Goal
Which lines in the records below contain the word "ограниченной"? Copy each of them.
▬▬▬▬▬▬▬▬▬▬
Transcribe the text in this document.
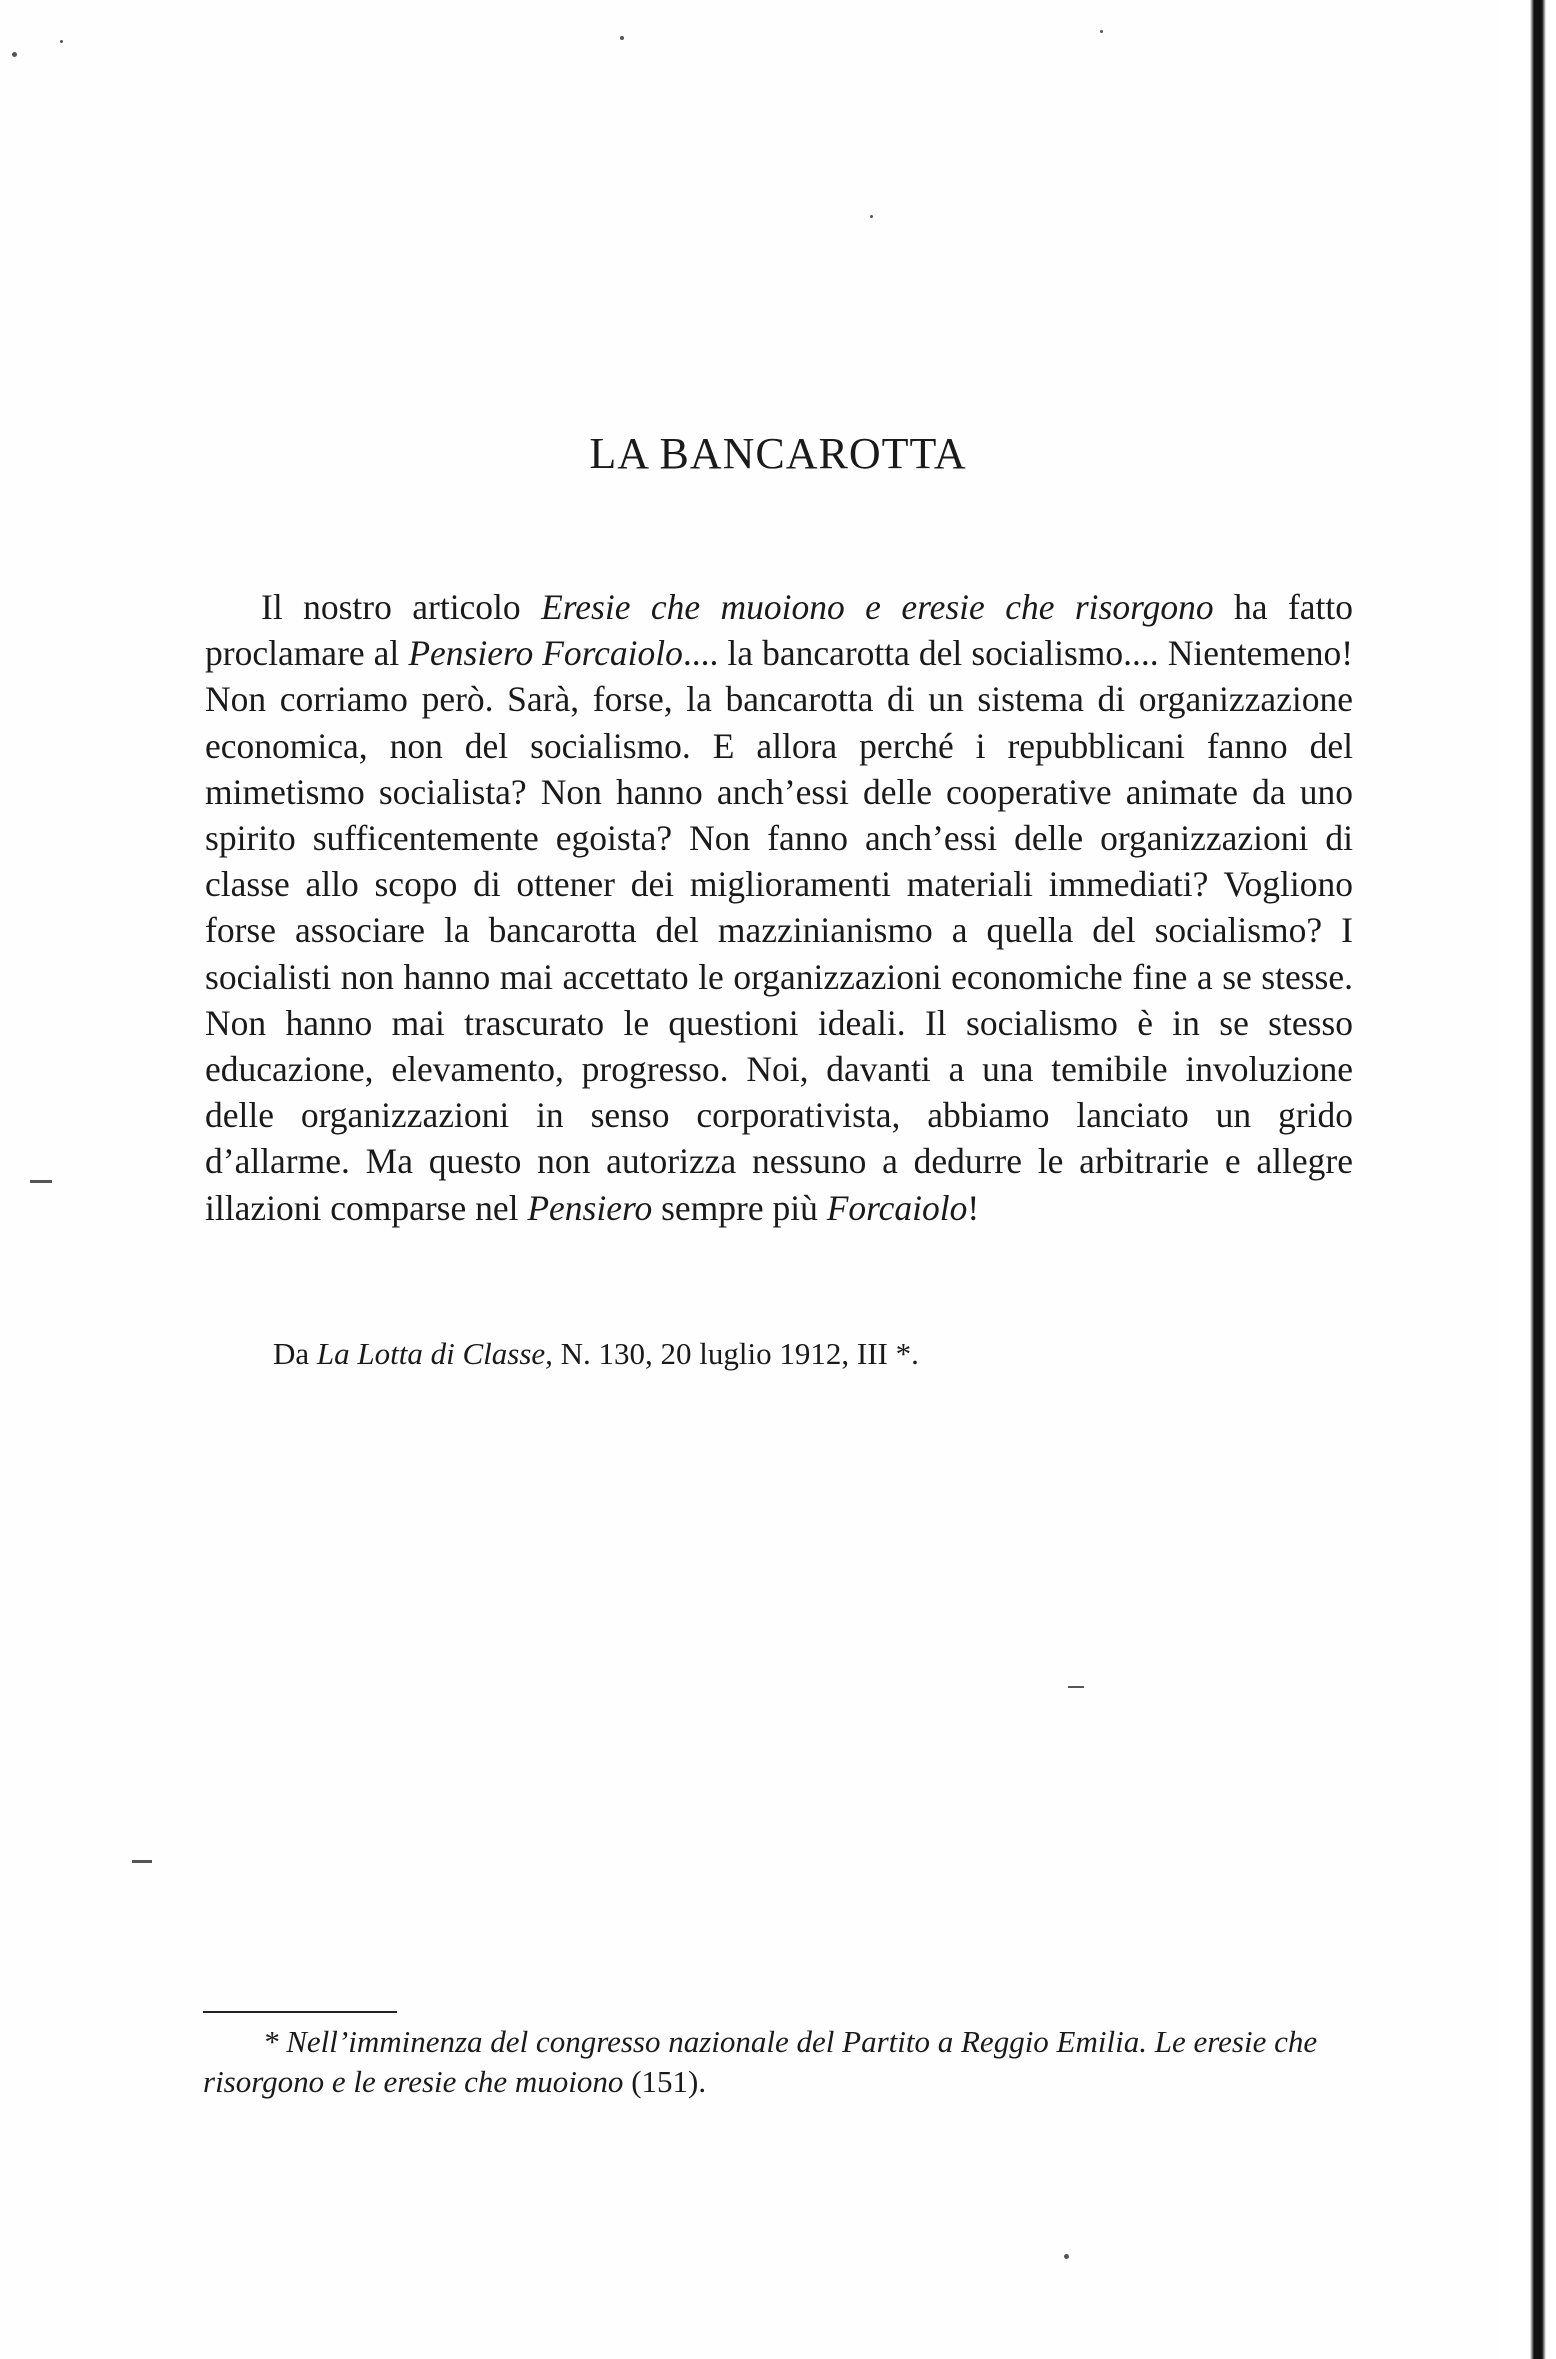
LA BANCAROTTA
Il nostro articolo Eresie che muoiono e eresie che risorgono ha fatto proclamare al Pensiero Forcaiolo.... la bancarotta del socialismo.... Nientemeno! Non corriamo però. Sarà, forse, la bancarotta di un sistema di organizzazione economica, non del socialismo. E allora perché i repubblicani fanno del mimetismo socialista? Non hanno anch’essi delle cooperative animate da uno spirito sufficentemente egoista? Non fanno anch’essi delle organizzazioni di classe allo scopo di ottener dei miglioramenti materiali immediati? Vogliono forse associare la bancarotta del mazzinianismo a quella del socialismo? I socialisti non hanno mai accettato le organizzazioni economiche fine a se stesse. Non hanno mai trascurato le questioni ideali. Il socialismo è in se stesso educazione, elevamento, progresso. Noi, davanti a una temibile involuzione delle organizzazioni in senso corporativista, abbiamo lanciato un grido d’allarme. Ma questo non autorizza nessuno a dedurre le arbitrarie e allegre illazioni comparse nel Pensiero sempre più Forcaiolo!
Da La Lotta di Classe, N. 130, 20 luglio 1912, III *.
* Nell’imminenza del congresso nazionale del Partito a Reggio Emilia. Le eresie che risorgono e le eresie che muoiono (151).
▬▬▬▬▬▬▬▬▬▬
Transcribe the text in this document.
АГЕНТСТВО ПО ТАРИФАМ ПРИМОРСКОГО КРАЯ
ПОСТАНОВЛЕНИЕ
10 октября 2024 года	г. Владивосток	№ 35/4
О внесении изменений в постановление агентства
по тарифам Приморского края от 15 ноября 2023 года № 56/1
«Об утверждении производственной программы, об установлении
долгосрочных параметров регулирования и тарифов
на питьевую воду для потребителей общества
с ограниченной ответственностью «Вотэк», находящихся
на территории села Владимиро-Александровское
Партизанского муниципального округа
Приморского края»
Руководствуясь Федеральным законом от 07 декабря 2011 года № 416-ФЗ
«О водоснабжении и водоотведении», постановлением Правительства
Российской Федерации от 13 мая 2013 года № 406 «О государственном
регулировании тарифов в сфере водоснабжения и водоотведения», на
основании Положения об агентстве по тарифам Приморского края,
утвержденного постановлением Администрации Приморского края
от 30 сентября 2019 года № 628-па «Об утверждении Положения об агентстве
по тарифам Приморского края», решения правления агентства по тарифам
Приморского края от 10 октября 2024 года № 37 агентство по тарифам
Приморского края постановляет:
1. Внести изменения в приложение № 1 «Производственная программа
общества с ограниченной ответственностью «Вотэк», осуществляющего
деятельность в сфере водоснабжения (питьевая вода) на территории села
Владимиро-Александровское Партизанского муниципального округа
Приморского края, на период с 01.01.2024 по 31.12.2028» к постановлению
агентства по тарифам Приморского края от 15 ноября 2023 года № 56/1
▬▬▬▬▬▬▬▬▬▬
The completed task
с ограниченной ответственностью «Вотэк», находящихся
общества с ограниченной ответственностью «Вотэк», осуществляющего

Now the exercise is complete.